▶ Given data:
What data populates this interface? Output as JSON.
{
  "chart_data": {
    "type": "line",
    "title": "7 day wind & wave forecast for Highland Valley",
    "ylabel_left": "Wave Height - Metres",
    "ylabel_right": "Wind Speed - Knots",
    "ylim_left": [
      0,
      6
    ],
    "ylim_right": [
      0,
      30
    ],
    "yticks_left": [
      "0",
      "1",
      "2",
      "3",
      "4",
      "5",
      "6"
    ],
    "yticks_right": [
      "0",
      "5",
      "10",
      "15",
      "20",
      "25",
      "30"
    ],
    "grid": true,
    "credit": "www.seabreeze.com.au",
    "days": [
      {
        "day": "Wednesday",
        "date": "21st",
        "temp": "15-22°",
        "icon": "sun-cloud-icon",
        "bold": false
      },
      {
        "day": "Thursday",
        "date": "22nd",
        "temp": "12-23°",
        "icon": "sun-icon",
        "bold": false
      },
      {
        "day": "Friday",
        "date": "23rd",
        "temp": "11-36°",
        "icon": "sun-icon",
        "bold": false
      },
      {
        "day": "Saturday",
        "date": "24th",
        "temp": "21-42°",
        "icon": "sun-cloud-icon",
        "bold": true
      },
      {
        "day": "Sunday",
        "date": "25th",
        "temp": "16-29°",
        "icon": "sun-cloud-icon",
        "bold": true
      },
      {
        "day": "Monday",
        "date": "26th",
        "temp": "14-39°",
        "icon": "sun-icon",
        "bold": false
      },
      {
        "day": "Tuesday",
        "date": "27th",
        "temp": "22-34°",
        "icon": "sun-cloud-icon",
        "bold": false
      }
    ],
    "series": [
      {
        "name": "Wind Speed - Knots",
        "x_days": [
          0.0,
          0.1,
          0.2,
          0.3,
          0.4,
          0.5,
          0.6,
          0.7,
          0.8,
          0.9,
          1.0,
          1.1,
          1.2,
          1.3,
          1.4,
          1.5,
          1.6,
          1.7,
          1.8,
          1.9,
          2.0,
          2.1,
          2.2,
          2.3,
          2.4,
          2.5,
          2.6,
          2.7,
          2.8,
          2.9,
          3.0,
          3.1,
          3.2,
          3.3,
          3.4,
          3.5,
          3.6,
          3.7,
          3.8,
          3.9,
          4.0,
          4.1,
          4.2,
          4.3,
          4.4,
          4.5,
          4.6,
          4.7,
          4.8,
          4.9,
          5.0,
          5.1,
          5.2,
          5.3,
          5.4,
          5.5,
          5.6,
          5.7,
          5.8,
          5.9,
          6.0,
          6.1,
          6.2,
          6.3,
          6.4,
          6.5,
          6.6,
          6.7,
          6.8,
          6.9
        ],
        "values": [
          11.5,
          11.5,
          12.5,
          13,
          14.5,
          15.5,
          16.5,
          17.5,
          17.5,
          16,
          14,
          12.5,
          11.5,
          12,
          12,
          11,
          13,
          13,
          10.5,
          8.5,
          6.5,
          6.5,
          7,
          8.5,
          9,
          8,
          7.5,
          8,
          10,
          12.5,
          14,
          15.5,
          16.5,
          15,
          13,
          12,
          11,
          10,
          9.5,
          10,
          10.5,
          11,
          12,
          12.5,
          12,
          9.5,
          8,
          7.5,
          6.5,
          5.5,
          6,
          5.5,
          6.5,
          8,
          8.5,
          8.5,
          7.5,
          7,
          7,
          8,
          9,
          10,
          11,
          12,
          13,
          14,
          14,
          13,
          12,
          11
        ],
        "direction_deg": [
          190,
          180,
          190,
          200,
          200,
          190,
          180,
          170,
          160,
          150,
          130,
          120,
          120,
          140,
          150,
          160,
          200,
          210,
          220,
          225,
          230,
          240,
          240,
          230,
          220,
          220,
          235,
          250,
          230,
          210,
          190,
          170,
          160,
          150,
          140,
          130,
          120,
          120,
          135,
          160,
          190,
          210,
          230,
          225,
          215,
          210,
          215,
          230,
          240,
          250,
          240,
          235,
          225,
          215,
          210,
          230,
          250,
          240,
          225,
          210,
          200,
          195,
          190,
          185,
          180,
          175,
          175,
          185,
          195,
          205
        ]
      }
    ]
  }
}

▶ Problem details: Copy all the entries verbatim.

▶ Final result:
What data populates this interface? Output as JSON.
{
  "chart_data": {
    "type": "line",
    "title": "7 day wind & wave forecast for Highland Valley",
    "ylabel_left": "Wave Height - Metres",
    "ylabel_right": "Wind Speed - Knots",
    "ylim_left": [
      0,
      6
    ],
    "ylim_right": [
      0,
      30
    ],
    "yticks_left": [
      "0",
      "1",
      "2",
      "3",
      "4",
      "5",
      "6"
    ],
    "yticks_right": [
      "0",
      "5",
      "10",
      "15",
      "20",
      "25",
      "30"
    ],
    "grid": true,
    "credit": "www.seabreeze.com.au",
    "days": [
      {
        "day": "Wednesday",
        "date": "21st",
        "temp": "15-22°",
        "icon": "sun-cloud-icon",
        "bold": false
      },
      {
        "day": "Thursday",
        "date": "22nd",
        "temp": "12-23°",
        "icon": "sun-icon",
        "bold": false
      },
      {
        "day": "Friday",
        "date": "23rd",
        "temp": "11-36°",
        "icon": "sun-icon",
        "bold": false
      },
      {
        "day": "Saturday",
        "date": "24th",
        "temp": "21-42°",
        "icon": "sun-cloud-icon",
        "bold": true
      },
      {
        "day": "Sunday",
        "date": "25th",
        "temp": "16-29°",
        "icon": "sun-cloud-icon",
        "bold": true
      },
      {
        "day": "Monday",
        "date": "26th",
        "temp": "14-39°",
        "icon": "sun-icon",
        "bold": false
      },
      {
        "day": "Tuesday",
        "date": "27th",
        "temp": "22-34°",
        "icon": "sun-cloud-icon",
        "bold": false
      }
    ],
    "series": [
      {
        "name": "Wind Speed - Knots",
        "x_days": [
          0.0,
          0.1,
          0.2,
          0.3,
          0.4,
          0.5,
          0.6,
          0.7,
          0.8,
          0.9,
          1.0,
          1.1,
          1.2,
          1.3,
          1.4,
          1.5,
          1.6,
          1.7,
          1.8,
          1.9,
          2.0,
          2.1,
          2.2,
          2.3,
          2.4,
          2.5,
          2.6,
          2.7,
          2.8,
          2.9,
          3.0,
          3.1,
          3.2,
          3.3,
          3.4,
          3.5,
          3.6,
          3.7,
          3.8,
          3.9,
          4.0,
          4.1,
          4.2,
          4.3,
          4.4,
          4.5,
          4.6,
          4.7,
          4.8,
          4.9,
          5.0,
          5.1,
          5.2,
          5.3,
          5.4,
          5.5,
          5.6,
          5.7,
          5.8,
          5.9,
          6.0,
          6.1,
          6.2,
          6.3,
          6.4,
          6.5,
          6.6,
          6.7,
          6.8,
          6.9
        ],
        "values": [
          11.5,
          11.5,
          12.5,
          13,
          14.5,
          15.5,
          16.5,
          17.5,
          17.5,
          16,
          14,
          12.5,
          11.5,
          12,
          12,
          11,
          13,
          13,
          10.5,
          8.5,
          6.5,
          6.5,
          7,
          8.5,
          9,
          8,
          7.5,
          8,
          10,
          12.5,
          14,
          15.5,
          16.5,
          15,
          13,
          12,
          11,
          10,
          9.5,
          10,
          10.5,
          11,
          12,
          12.5,
          12,
          9.5,
          8,
          7.5,
          6.5,
          5.5,
          6,
          5.5,
          6.5,
          8,
          8.5,
          8.5,
          7.5,
          7,
          7,
          8,
          9,
          10,
          11,
          12,
          13,
          14,
          14,
          13,
          12,
          11
        ],
        "direction_deg": [
          190,
          180,
          190,
          200,
          200,
          190,
          180,
          170,
          160,
          150,
          130,
          120,
          120,
          140,
          150,
          160,
          200,
          210,
          220,
          225,
          230,
          240,
          240,
          230,
          220,
          220,
          235,
          250,
          230,
          210,
          190,
          170,
          160,
          150,
          140,
          130,
          120,
          120,
          135,
          160,
          190,
          210,
          230,
          225,
          215,
          210,
          215,
          230,
          240,
          250,
          240,
          235,
          225,
          215,
          210,
          230,
          250,
          240,
          225,
          210,
          200,
          195,
          190,
          185,
          180,
          175,
          175,
          185,
          195,
          205
        ]
      }
    ]
  }
}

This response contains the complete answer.